======== Source material ========

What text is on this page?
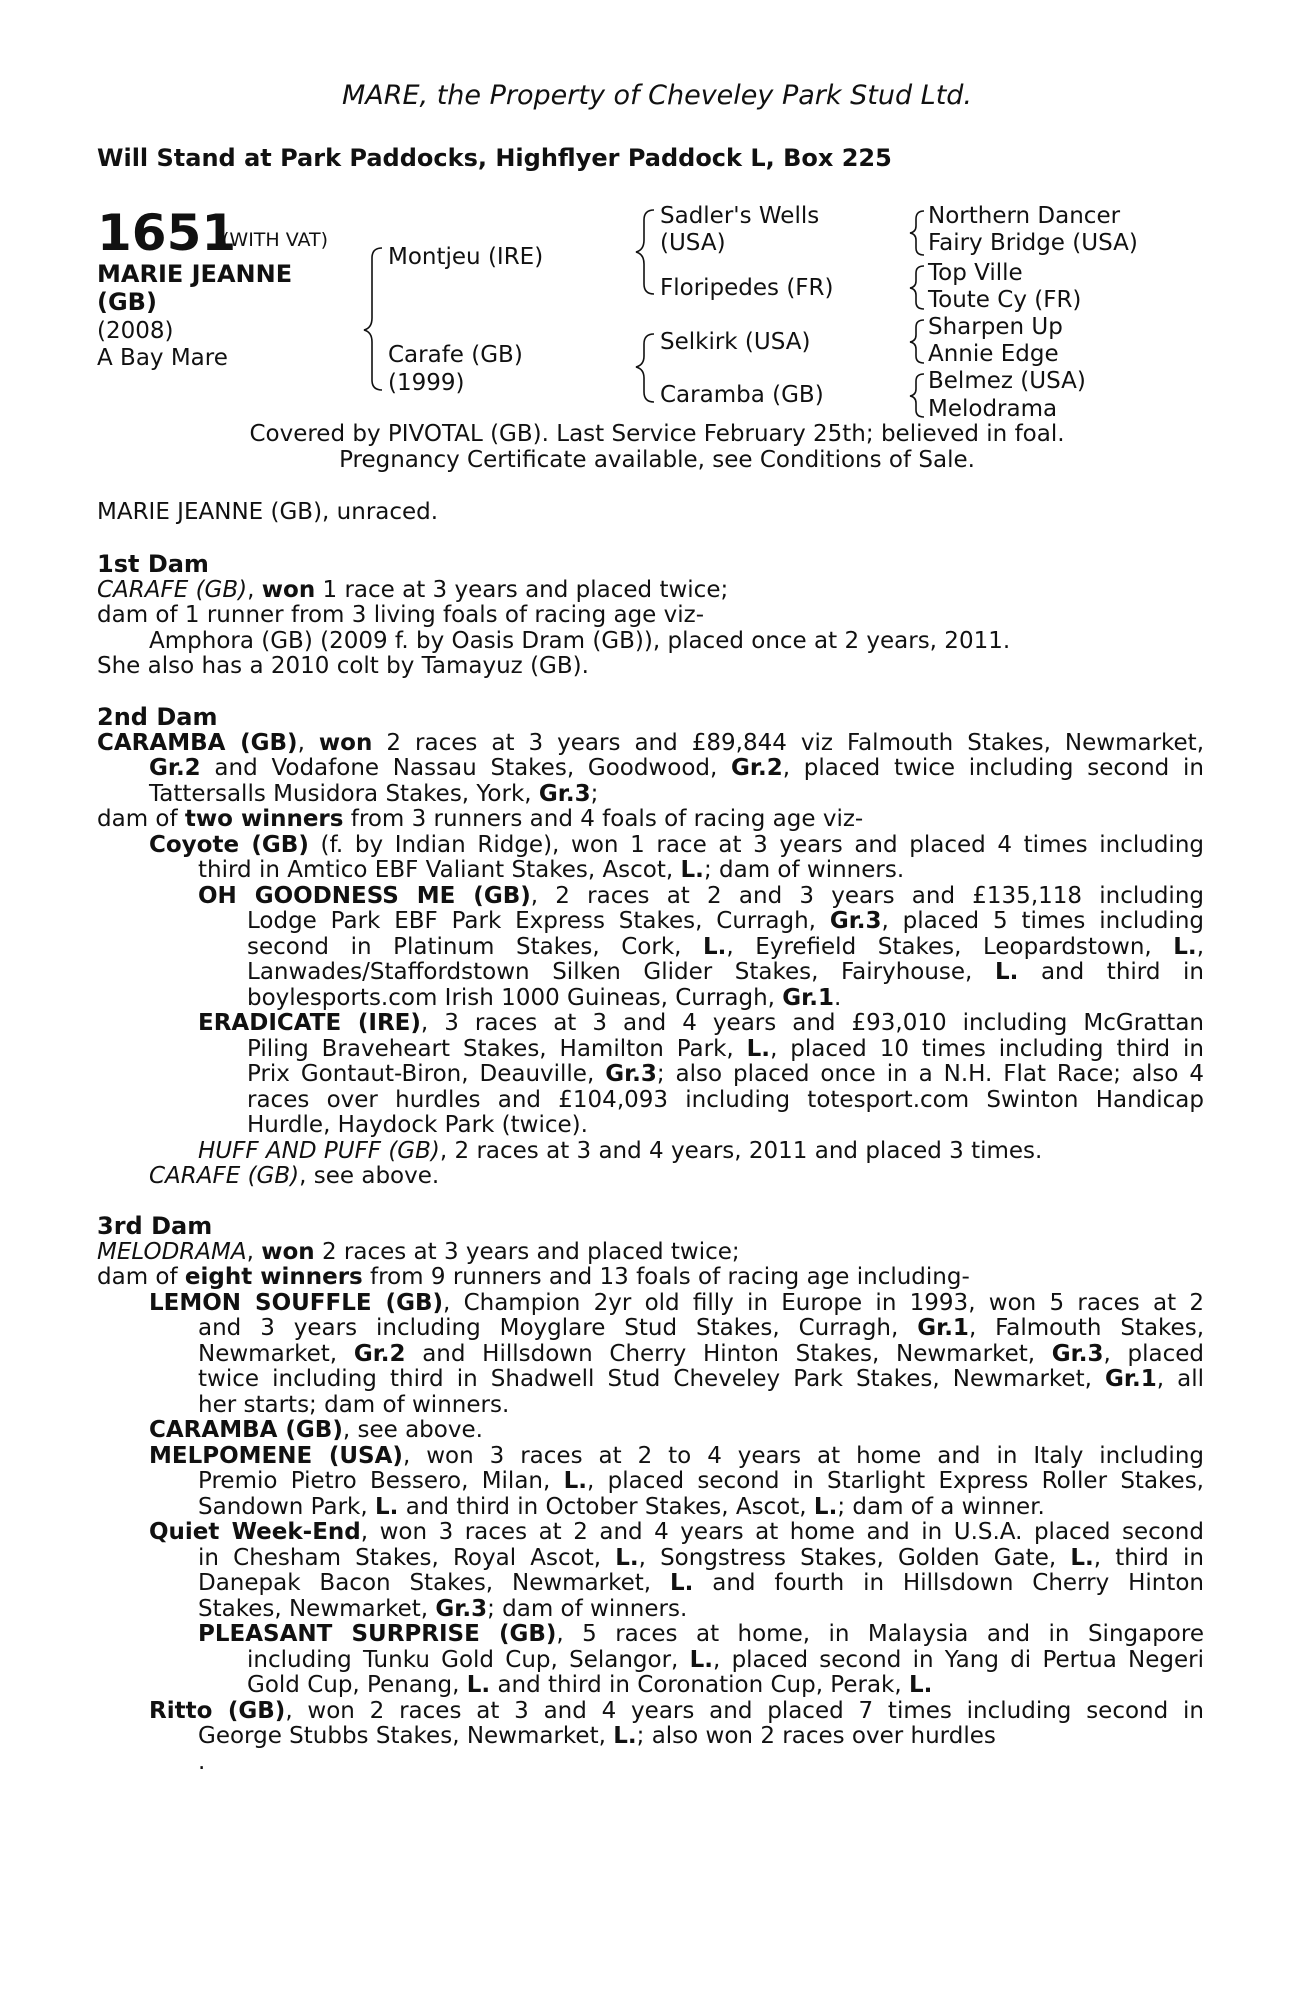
MARE, the Property of Cheveley Park Stud Ltd.
Will Stand at Park Paddocks, Highflyer Paddock L, Box 225
1651
(WITH VAT)
MARIE JEANNE
(GB)
(2008)
A Bay Mare
Montjeu (IRE)
Carafe (GB)
(1999)
Sadler's Wells
(USA)
Floripedes (FR)
Selkirk (USA)
Caramba (GB)
Northern Dancer
Fairy Bridge (USA)
Top Ville
Toute Cy (FR)
Sharpen Up
Annie Edge
Belmez (USA)
Melodrama
Covered by PIVOTAL (GB). Last Service February 25th; believed in foal.
Pregnancy Certificate available, see Conditions of Sale.
MARIE JEANNE (GB), unraced.

1st Dam

CARAFE (GB), won 1 race at 3 years and placed twice;

dam of 1 runner from 3 living foals of racing age viz-

Amphora (GB) (2009 f. by Oasis Dram (GB)), placed once at 2 years, 2011.

She also has a 2010 colt by Tamayuz (GB).

2nd Dam

CARAMBA (GB), won 2 races at 3 years and £89,844 viz Falmouth Stakes, Newmarket,

Gr.2 and Vodafone Nassau Stakes, Goodwood, Gr.2, placed twice including second in

Tattersalls Musidora Stakes, York, Gr.3;

dam of two winners from 3 runners and 4 foals of racing age viz-

Coyote (GB) (f. by Indian Ridge), won 1 race at 3 years and placed 4 times including

third in Amtico EBF Valiant Stakes, Ascot, L.; dam of winners.

OH GOODNESS ME (GB), 2 races at 2 and 3 years and £135,118 including

Lodge Park EBF Park Express Stakes, Curragh, Gr.3, placed 5 times including

second in Platinum Stakes, Cork, L., Eyrefield Stakes, Leopardstown, L.,

Lanwades/Staffordstown Silken Glider Stakes, Fairyhouse, L. and third in

boylesports.com Irish 1000 Guineas, Curragh, Gr.1.

ERADICATE (IRE), 3 races at 3 and 4 years and £93,010 including McGrattan

Piling Braveheart Stakes, Hamilton Park, L., placed 10 times including third in

Prix Gontaut-Biron, Deauville, Gr.3; also placed once in a N.H. Flat Race; also 4

races over hurdles and £104,093 including totesport.com Swinton Handicap

Hurdle, Haydock Park (twice).

HUFF AND PUFF (GB), 2 races at 3 and 4 years, 2011 and placed 3 times.

CARAFE (GB), see above.

3rd Dam

MELODRAMA, won 2 races at 3 years and placed twice;

dam of eight winners from 9 runners and 13 foals of racing age including-

LEMON SOUFFLE (GB), Champion 2yr old filly in Europe in 1993, won 5 races at 2

and 3 years including Moyglare Stud Stakes, Curragh, Gr.1, Falmouth Stakes,

Newmarket, Gr.2 and Hillsdown Cherry Hinton Stakes, Newmarket, Gr.3, placed

twice including third in Shadwell Stud Cheveley Park Stakes, Newmarket, Gr.1, all

her starts; dam of winners.

CARAMBA (GB), see above.

MELPOMENE (USA), won 3 races at 2 to 4 years at home and in Italy including

Premio Pietro Bessero, Milan, L., placed second in Starlight Express Roller Stakes,

Sandown Park, L. and third in October Stakes, Ascot, L.; dam of a winner.

Quiet Week-End, won 3 races at 2 and 4 years at home and in U.S.A. placed second

in Chesham Stakes, Royal Ascot, L., Songstress Stakes, Golden Gate, L., third in

Danepak Bacon Stakes, Newmarket, L. and fourth in Hillsdown Cherry Hinton

Stakes, Newmarket, Gr.3; dam of winners.

PLEASANT SURPRISE (GB), 5 races at home, in Malaysia and in Singapore

including Tunku Gold Cup, Selangor, L., placed second in Yang di Pertua Negeri

Gold Cup, Penang, L. and third in Coronation Cup, Perak, L.

Ritto (GB), won 2 races at 3 and 4 years and placed 7 times including second in

George Stubbs Stakes, Newmarket, L.; also won 2 races over hurdles

.
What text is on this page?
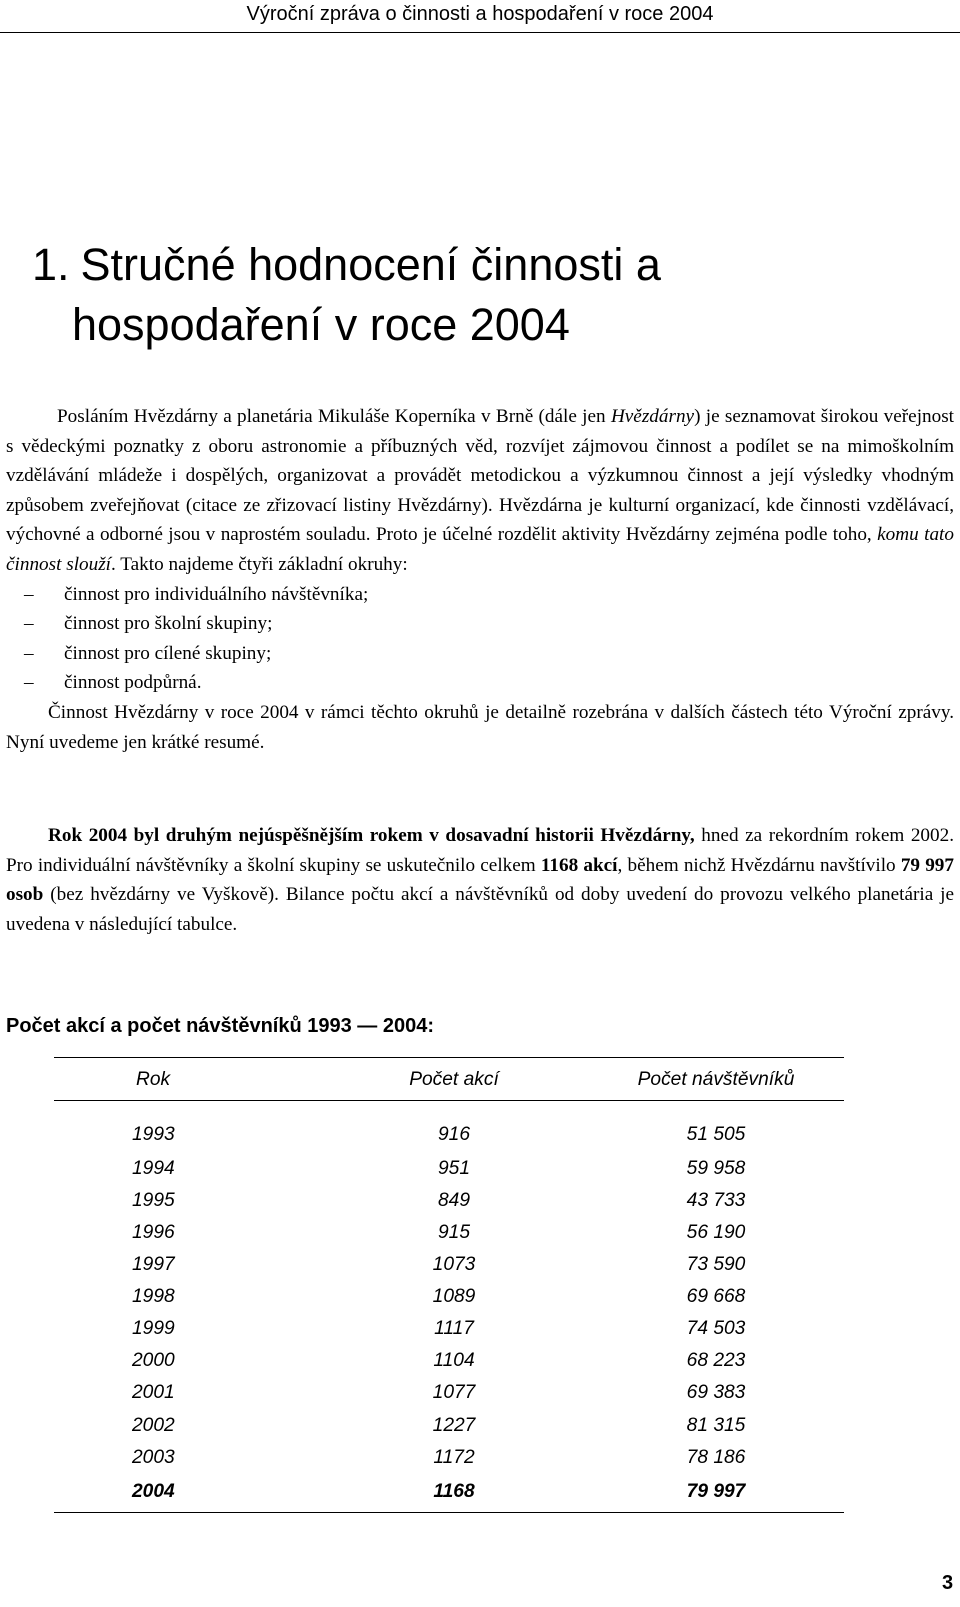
Výroční zpráva o činnosti a hospodaření v roce 2004
1. Stručné hodnocení činnosti a
hospodaření v roce 2004
Posláním Hvězdárny a planetária Mikuláše Koperníka v Brně (dále jen Hvězdárny) je seznamovat širokou veřejnost s vědeckými poznatky z oboru astronomie a příbuzných věd, rozvíjet zájmovou činnost a podílet se na mimoškolním vzdělávání mládeže i dospělých, organizovat a provádět metodickou a výzkumnou činnost a její výsledky vhodným způsobem zveřejňovat (citace ze zřizovací listiny Hvězdárny). Hvězdárna je kulturní organizací, kde činnosti vzdělávací, výchovné a odborné jsou v naprostém souladu. Proto je účelné rozdělit aktivity Hvězdárny zejména podle toho, komu tato činnost slouží. Takto najdeme čtyři základní okruhy:
– činnost pro individuálního návštěvníka;
– činnost pro školní skupiny;
– činnost pro cílené skupiny;
– činnost podpůrná.
Činnost Hvězdárny v roce 2004 v rámci těchto okruhů je detailně rozebrána v dalších částech této Výroční zprávy. Nyní uvedeme jen krátké resumé.
Rok 2004 byl druhým nejúspěšnějším rokem v dosavadní historii Hvězdárny, hned za rekordním rokem 2002. Pro individuální návštěvníky a školní skupiny se uskutečnilo celkem 1168 akcí, během nichž Hvězdárnu navštívilo 79 997 osob (bez hvězdárny ve Vyškově). Bilance počtu akcí a návštěvníků od doby uvedení do provozu velkého planetária je uvedena v následující tabulce.
Počet akcí a počet návštěvníků 1993 — 2004:
Rok	Počet akcí	Počet návštěvníků
1993	916	51 505
1994	951	59 958
1995	849	43 733
1996	915	56 190
1997	1073	73 590
1998	1089	69 668
1999	1117	74 503
2000	1104	68 223
2001	1077	69 383
2002	1227	81 315
2003	1172	78 186
2004	1168	79 997
3
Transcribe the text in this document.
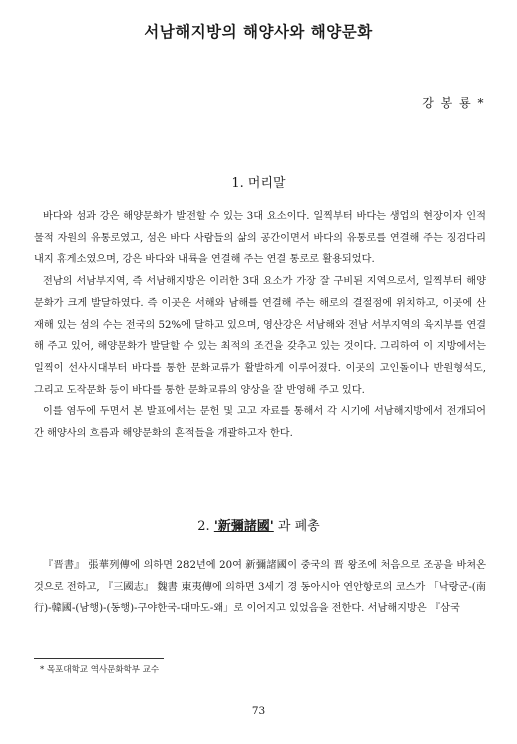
서남해지방의 해양사와 해양문화
강 봉 룡 *
1. 머리말
바다와 섬과 강은 해양문화가 발전할 수 있는 3대 요소이다. 일찍부터 바다는 생업의 현장이자 인적 물적 자원의 유통로였고, 섬은 바다 사람들의 삶의 공간이면서 바다의 유통로를 연결해 주는 징검다리 내지 휴게소였으며, 강은 바다와 내륙을 연결해 주는 연결 통로로 활용되었다.
전남의 서남부지역, 즉 서남해지방은 이러한 3대 요소가 가장 잘 구비된 지역으로서, 일찍부터 해양문화가 크게 발달하였다. 즉 이곳은 서해와 남해를 연결해 주는 해로의 결절점에 위치하고, 이곳에 산재해 있는 섬의 수는 전국의 52%에 달하고 있으며, 영산강은 서남해와 전남 서부지역의 육지부를 연결해 주고 있어, 해양문화가 발달할 수 있는 최적의 조건을 갖추고 있는 것이다. 그리하여 이 지방에서는 일찍이 선사시대부터 바다를 통한 문화교류가 활발하게 이루어졌다. 이곳의 고인돌이나 반원형석도, 그리고 도작문화 등이 바다를 통한 문화교류의 양상을 잘 반영해 주고 있다.
이를 염두에 두면서 본 발표에서는 문헌 및 고고 자료를 통해서 각 시기에 서남해지방에서 전개되어 간 해양사의 흐름과 해양문화의 흔적들을 개괄하고자 한다.
2. '新彌諸國' 과 폐총
『晋書』 張華列傳에 의하면 282년에 20여 新彌諸國이 중국의 晋 왕조에 처음으로 조공을 바쳐온 것으로 전하고, 『三國志』 魏書 東夷傳에 의하면 3세기 경 동아시아 연안항로의 코스가 「낙랑군-(南行)-韓國-(남행)-(동행)-구야한국-대마도-왜」로 이어지고 있었음을 전한다. 서남해지방은 『삼국
* 목포대학교 역사문화학부 교수
73
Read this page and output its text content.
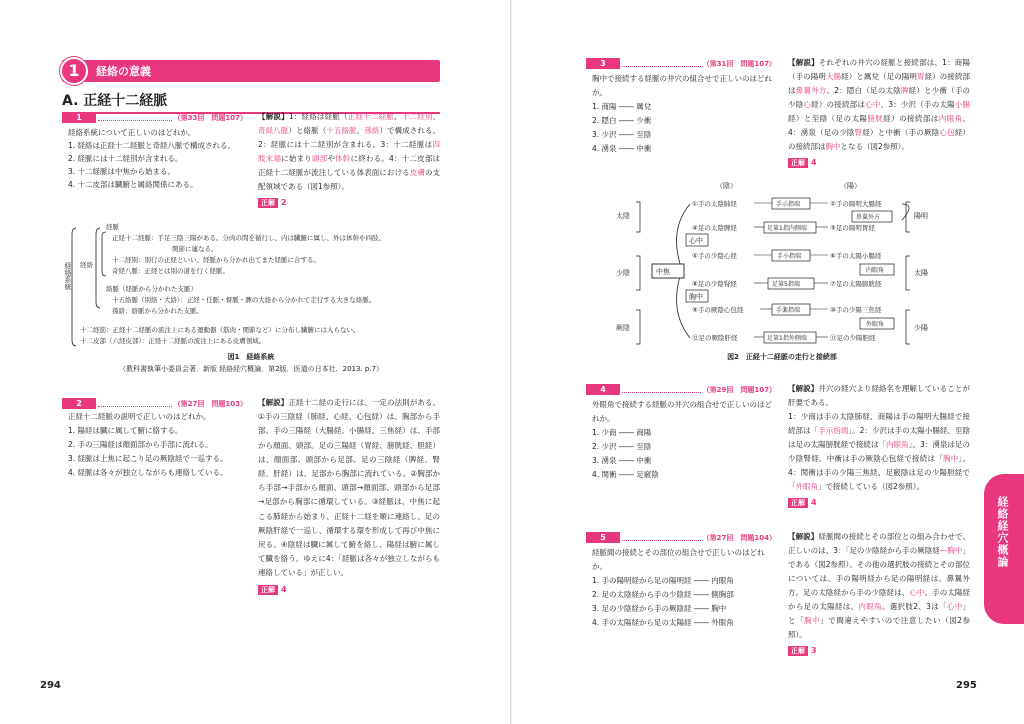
1	経絡の意義
A. 正経十二経脈
1	（第33回　問題107）

経絡系統について正しいのはどれか。

1. 経絡は正経十二経脈と奇経八脈で構成される。

2. 経脈には十二経別が含まれる。

3. 十二経脈は中焦から始まる。

4. 十二皮部は臓腑と属絡関係にある。

【解説】1：経絡は経脈（正経十二経脈、十二経別、奇経八脈）と絡脈（十五絡脈、孫絡）で構成される。2：経脈には十二経別が含まれる。3：十二経脈は四肢末端に始まり頭部や体幹に終わる。4：十二皮部は正経十二経脈が流注している体表面における皮膚の支配領域である（図1参照）。
正解 2
経絡系統 経絡
経脈
正経十二経脈：手足三陰三陽がある。分肉の間を循行し、内は臓腑に属し、外は体幹や四肢、
関節に連なる。
十二経別：別行の正経といい、経脈から分かれ出てまた経脈に合する。
奇経八脈：正経とは別の道を行く経脈。
絡脈（経脈から分かれた支脈）
十五絡脈（別絡・大絡）：正経・任脈・督脈・脾の大絡から分かれて走行する大きな絡脈。
孫絡：絡脈から分かれた支脈。
十二経筋：正経十二経脈の流注上にある運動器（筋肉・関節など）に分布し臓腑には入らない。
十二皮部（六経皮部）：正経十二経脈の流注上にある皮膚領域。
図1　経絡系統
（教科書執筆小委員会著．新版 経絡経穴概論．第2版．医道の日本社．2013. p.7）
2	（第27回　問題103）

正経十二経脈の説明で正しいのはどれか。

1. 陽経は臓に属して腑に絡する。

2. 手の三陽経は顔面部から手部に流れる。

3. 経脈は上焦に起こり足の厥陰経で一巡する。

4. 経脈は各々が独立しながらも連絡している。

【解説】正経十二経の走行には、一定の法則がある。①手の三陰経（肺経、心経、心包経）は、胸部から手部。手の三陽経（大腸経、小腸経、三焦経）は、手部から顔面、頭部。足の三陽経（胃経、膀胱経、胆経）は、顔面部、頭部から足部。足の三陰経（脾経、腎経、肝経）は、足部から胸部に流れている。②胸部から手部→手部から顔面、頭部→顔面部、頭部から足部→足部から胸部に循環している。③経脈は、中焦に起こる肺経から始まり、正経十二経を順に連絡し、足の厥陰肝経で一巡し、循環する環を形成して再び中焦に戻る。④陰経は臓に属して腑を絡し、陽経は腑に属して臓を絡う。ゆえに4：「経脈は各々が独立しながらも連絡している」が正しい。
正解 4
294
3	（第31回　問題107）

胸中で接続する経脈の井穴の組合せで正しいのはどれか。

1. 商陽 ―― 厲兌

2. 隠白 ―― 少衝

3. 少沢 ―― 至陰

4. 湧泉 ―― 中衝

【解説】それぞれの井穴の経脈と接続部は、1：商陽（手の陽明大腸経）と厲兌（足の陽明胃経）の接続部は鼻翼外方、2：隠白（足の太陰脾経）と少衝（手の少陰心経）の接続部は心中、3：少沢（手の太陽小腸経）と至陰（足の太陽膀胱経）の接続部は内眼角、4：湧泉（足の少陰腎経）と中衝（手の厥陰心包経）の接続部は胸中となる（図2参照）。
正解 4
（陰）	（陽）
太陰
少陰
厥陰
陽明
太陽
少陽
中焦
心中
胸中
①手の太陰肺経	②手の陽明大腸経
③足の陽明胃経
④足の太陰脾経
⑤手の少陰心経	⑥手の太陽小腸経
⑦足の太陽膀胱経
⑧足の少陰腎経
⑨手の厥陰心包経	⑩手の少陽三焦経
⑪足の少陽胆経
⑫足の厥陰肝経
手示指端
鼻翼外方
足第1指内側端
手小指端
内眼角
足第5指端
手薬指端
外眼角
足第1指外側端
図2　正経十二経脈の走行と接続部
4	（第29回　問題107）

外眼角で接続する経脈の井穴の組合せで正しいのはどれか。

1. 少商 ―― 商陽

2. 少沢 ―― 至陰

3. 湧泉 ―― 中衝

4. 関衝 ―― 足竅陰

【解説】井穴の経穴より経絡名を理解していることが肝要である。
1：少商は手の太陰肺経、商陽は手の陽明大腸経で接続部は「手示指端」。2：少沢は手の太陽小腸経、至陰は足の太陽膀胱経で接続は「内眼角」。3：湧泉は足の少陰腎経、中衝は手の厥陰心包経で接続は「胸中」。4：関衝は手の少陽三焦経、足竅陰は足の少陽胆経で「外眼角」で接続している（図2参照）。
正解 4
5	（第27回　問題104）

経脈間の接続とその部位の組合せで正しいのはどれか。

1. 手の陽明経から足の陽明経 ―― 内眼角

2. 足の太陰経から手の少陰経 ―― 側胸部

3. 足の少陰経から手の厥陰経 ―― 胸中

4. 手の太陽経から足の太陽経 ―― 外眼角

【解説】経脈間の接続とその部位との組み合わせで、正しいのは、3：「足の少陰経から手の厥陰経―胸中」である（図2参照）。その他の選択肢の接続とその部位については、手の陽明経から足の陽明経は、鼻翼外方。足の太陰経から手の少陰経は、心中。手の太陽経から足の太陽経は、内眼角。選択肢2、3は「心中」と「胸中」で間違えやすいので注意したい（図2参照）。
正解 3
295
経絡経穴概論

========

Stated task — Report the number of lines holding the string "Curragh", without any other words.

Answer in full — 3